▶ [Data for this exercise]
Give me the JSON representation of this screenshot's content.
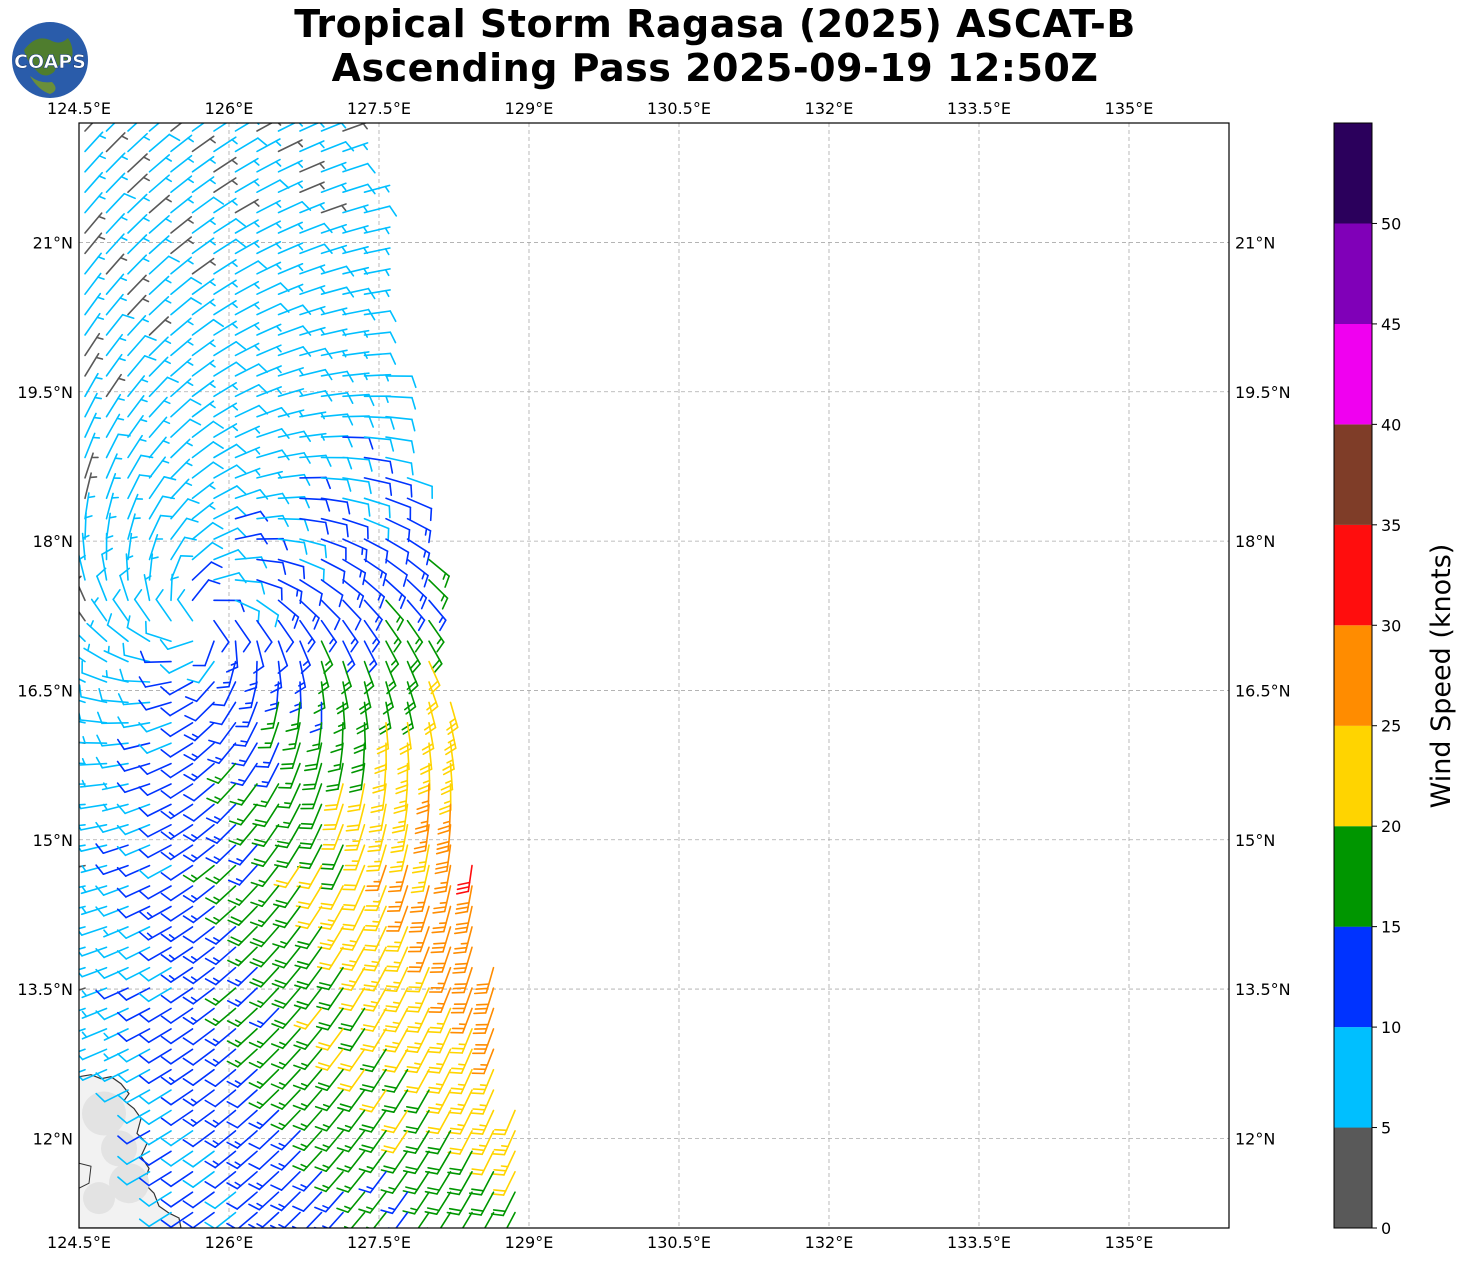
{
  "title_lines": [
    "Tropical Storm Ragasa (2025) ASCAT-B",
    "Ascending Pass 2025-09-19 12:50Z"
  ],
  "logo_text": "COAPS",
  "chart_data": {
    "type": "wind-barbs",
    "xlim": [
      124.5,
      136.0
    ],
    "ylim": [
      11.1,
      22.2
    ],
    "x_ticks": [
      124.5,
      126.0,
      127.5,
      129.0,
      130.5,
      132.0,
      133.5,
      135.0
    ],
    "x_tick_labels": [
      "124.5°E",
      "126°E",
      "127.5°E",
      "129°E",
      "130.5°E",
      "132°E",
      "133.5°E",
      "135°E"
    ],
    "y_ticks": [
      12.0,
      13.5,
      15.0,
      16.5,
      18.0,
      19.5,
      21.0
    ],
    "y_tick_labels": [
      "12°N",
      "13.5°N",
      "15°N",
      "16.5°N",
      "18°N",
      "19.5°N",
      "21°N"
    ],
    "grid": true,
    "swath": {
      "west_edge_lon": 124.5,
      "east_edge": [
        [
          22.2,
          127.3
        ],
        [
          21.0,
          127.4
        ],
        [
          19.5,
          127.6
        ],
        [
          18.0,
          128.0
        ],
        [
          16.5,
          128.2
        ],
        [
          15.0,
          128.4
        ],
        [
          13.5,
          128.7
        ],
        [
          12.0,
          128.9
        ],
        [
          11.1,
          129.1
        ]
      ]
    },
    "storm_center": {
      "lat": 17.2,
      "lon": 125.7
    },
    "max_wind_knots": 34,
    "land_outline": "Samar / Catanduanes coast (lower-left)",
    "colorbar": {
      "label": "Wind Speed (knots)",
      "bounds": [
        0,
        5,
        10,
        15,
        20,
        25,
        30,
        35,
        40,
        45,
        50,
        55
      ],
      "tick_values": [
        0,
        5,
        10,
        15,
        20,
        25,
        30,
        35,
        40,
        45,
        50
      ],
      "colors": [
        "#595959",
        "#00bfff",
        "#0033ff",
        "#009600",
        "#ffd400",
        "#ff8c00",
        "#ff0d0d",
        "#7f3d28",
        "#f000f0",
        "#8000b8",
        "#2b005c"
      ]
    }
  }
}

▶ [Goal]
Reproduce the full material exactly, excluding the pictures.

▶ [Result]
Give me the JSON representation of this screenshot's content.
{
  "title_lines": [
    "Tropical Storm Ragasa (2025) ASCAT-B",
    "Ascending Pass 2025-09-19 12:50Z"
  ],
  "logo_text": "COAPS",
  "chart_data": {
    "type": "wind-barbs",
    "xlim": [
      124.5,
      136.0
    ],
    "ylim": [
      11.1,
      22.2
    ],
    "x_ticks": [
      124.5,
      126.0,
      127.5,
      129.0,
      130.5,
      132.0,
      133.5,
      135.0
    ],
    "x_tick_labels": [
      "124.5°E",
      "126°E",
      "127.5°E",
      "129°E",
      "130.5°E",
      "132°E",
      "133.5°E",
      "135°E"
    ],
    "y_ticks": [
      12.0,
      13.5,
      15.0,
      16.5,
      18.0,
      19.5,
      21.0
    ],
    "y_tick_labels": [
      "12°N",
      "13.5°N",
      "15°N",
      "16.5°N",
      "18°N",
      "19.5°N",
      "21°N"
    ],
    "grid": true,
    "swath": {
      "west_edge_lon": 124.5,
      "east_edge": [
        [
          22.2,
          127.3
        ],
        [
          21.0,
          127.4
        ],
        [
          19.5,
          127.6
        ],
        [
          18.0,
          128.0
        ],
        [
          16.5,
          128.2
        ],
        [
          15.0,
          128.4
        ],
        [
          13.5,
          128.7
        ],
        [
          12.0,
          128.9
        ],
        [
          11.1,
          129.1
        ]
      ]
    },
    "storm_center": {
      "lat": 17.2,
      "lon": 125.7
    },
    "max_wind_knots": 34,
    "land_outline": "Samar / Catanduanes coast (lower-left)",
    "colorbar": {
      "label": "Wind Speed (knots)",
      "bounds": [
        0,
        5,
        10,
        15,
        20,
        25,
        30,
        35,
        40,
        45,
        50,
        55
      ],
      "tick_values": [
        0,
        5,
        10,
        15,
        20,
        25,
        30,
        35,
        40,
        45,
        50
      ],
      "colors": [
        "#595959",
        "#00bfff",
        "#0033ff",
        "#009600",
        "#ffd400",
        "#ff8c00",
        "#ff0d0d",
        "#7f3d28",
        "#f000f0",
        "#8000b8",
        "#2b005c"
      ]
    }
  }
}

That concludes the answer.